MATERIAL SUPPLIED:
::::::

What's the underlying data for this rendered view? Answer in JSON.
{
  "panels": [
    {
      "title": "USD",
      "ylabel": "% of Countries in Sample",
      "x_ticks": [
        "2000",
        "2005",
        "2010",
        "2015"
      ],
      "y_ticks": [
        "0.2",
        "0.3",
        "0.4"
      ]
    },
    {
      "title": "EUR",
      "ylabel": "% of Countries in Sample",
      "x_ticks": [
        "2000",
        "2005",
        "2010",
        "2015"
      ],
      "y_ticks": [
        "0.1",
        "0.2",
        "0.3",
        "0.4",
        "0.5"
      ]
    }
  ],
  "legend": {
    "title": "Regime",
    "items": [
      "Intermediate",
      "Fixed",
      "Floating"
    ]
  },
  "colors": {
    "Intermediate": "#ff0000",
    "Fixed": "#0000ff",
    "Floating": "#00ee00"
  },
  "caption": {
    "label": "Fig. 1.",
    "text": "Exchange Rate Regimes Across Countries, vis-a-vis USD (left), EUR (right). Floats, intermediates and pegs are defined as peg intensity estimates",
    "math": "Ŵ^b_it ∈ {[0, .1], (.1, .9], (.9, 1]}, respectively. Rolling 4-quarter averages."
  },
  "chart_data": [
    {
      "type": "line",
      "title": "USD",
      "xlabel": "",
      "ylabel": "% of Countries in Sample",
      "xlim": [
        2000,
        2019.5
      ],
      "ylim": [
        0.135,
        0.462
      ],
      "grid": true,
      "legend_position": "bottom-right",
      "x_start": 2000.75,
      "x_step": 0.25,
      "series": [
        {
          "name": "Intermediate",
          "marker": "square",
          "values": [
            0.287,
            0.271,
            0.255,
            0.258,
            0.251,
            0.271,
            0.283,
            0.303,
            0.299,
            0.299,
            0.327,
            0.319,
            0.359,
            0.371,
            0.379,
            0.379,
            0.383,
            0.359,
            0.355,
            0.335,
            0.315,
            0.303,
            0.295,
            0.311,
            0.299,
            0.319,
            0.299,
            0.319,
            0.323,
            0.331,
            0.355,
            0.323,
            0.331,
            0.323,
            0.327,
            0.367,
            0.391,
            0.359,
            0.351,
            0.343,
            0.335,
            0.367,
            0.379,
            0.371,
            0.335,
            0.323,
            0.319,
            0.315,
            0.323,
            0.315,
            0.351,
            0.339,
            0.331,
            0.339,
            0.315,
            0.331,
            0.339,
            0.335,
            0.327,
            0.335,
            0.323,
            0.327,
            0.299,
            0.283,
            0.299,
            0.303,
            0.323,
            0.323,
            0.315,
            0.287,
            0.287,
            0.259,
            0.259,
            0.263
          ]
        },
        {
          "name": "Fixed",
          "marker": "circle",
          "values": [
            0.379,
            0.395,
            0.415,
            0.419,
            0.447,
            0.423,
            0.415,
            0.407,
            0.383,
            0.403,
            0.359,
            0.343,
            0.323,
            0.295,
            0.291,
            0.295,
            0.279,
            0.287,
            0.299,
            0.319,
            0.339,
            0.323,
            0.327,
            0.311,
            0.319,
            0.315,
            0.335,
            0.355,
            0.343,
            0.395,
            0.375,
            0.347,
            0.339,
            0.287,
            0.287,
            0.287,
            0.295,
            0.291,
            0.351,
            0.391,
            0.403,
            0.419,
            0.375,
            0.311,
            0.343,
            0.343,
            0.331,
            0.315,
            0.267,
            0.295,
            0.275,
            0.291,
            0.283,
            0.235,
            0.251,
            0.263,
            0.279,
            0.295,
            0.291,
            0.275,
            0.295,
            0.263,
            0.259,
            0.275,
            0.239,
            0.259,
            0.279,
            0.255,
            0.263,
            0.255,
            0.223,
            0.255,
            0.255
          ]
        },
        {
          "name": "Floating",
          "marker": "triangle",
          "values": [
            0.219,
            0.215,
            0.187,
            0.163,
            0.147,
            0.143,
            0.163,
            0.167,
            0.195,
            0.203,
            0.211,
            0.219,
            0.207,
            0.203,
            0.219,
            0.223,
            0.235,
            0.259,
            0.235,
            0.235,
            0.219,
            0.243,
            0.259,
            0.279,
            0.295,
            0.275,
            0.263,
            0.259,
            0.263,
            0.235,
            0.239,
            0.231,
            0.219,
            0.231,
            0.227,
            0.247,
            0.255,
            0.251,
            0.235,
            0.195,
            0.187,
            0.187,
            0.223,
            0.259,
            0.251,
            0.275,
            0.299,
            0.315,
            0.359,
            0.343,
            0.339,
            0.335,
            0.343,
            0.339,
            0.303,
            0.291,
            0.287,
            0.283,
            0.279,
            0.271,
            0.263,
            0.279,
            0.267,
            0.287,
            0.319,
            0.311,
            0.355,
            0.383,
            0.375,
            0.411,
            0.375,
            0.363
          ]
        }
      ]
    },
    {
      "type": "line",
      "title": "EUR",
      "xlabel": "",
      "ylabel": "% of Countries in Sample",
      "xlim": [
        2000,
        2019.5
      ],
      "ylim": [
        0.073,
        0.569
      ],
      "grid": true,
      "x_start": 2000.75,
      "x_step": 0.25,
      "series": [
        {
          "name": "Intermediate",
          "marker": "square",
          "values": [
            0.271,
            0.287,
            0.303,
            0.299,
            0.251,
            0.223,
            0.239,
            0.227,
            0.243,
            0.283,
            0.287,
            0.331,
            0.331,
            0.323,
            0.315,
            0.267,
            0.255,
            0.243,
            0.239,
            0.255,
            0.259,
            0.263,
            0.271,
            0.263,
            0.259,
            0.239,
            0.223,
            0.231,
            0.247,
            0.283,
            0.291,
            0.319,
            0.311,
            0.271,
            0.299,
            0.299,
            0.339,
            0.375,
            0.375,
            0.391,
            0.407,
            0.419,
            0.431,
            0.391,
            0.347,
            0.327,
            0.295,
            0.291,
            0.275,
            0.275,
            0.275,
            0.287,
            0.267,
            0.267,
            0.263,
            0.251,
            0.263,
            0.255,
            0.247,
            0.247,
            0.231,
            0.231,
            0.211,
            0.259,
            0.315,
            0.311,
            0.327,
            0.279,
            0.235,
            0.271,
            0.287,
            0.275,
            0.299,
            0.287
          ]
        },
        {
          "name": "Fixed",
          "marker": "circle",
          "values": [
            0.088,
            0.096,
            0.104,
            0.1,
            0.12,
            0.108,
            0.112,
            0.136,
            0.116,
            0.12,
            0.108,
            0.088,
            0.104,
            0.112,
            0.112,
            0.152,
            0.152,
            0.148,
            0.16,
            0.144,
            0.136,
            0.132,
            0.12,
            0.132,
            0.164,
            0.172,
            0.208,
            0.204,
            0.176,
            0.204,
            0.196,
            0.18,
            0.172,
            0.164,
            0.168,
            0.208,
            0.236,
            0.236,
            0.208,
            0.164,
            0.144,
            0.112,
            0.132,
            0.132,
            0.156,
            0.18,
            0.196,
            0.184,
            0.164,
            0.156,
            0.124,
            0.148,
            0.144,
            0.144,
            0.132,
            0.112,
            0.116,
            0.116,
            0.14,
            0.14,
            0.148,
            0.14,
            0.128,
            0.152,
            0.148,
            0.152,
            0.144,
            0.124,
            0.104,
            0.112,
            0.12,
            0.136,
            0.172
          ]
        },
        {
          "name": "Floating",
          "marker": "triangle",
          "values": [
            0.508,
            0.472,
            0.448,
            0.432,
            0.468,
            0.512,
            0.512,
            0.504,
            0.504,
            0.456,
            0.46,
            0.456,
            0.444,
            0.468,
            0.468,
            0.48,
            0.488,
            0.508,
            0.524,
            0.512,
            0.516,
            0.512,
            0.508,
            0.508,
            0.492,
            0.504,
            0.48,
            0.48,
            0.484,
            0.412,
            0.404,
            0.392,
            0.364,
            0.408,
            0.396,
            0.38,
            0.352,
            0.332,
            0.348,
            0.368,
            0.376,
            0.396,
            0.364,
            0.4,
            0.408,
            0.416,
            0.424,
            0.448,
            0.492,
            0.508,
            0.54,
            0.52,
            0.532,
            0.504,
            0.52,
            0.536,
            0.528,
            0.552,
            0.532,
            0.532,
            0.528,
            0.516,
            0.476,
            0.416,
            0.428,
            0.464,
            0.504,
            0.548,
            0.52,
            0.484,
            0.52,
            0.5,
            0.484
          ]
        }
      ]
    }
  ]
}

::::::

WORK INSTRUCTIONS: Identify the lines of the entries containing the string "Floating". Copy each such line.

FULL ANSWER:
      "Floating"
    "Floating": "#00ee00"
          "name": "Floating",
          "name": "Floating",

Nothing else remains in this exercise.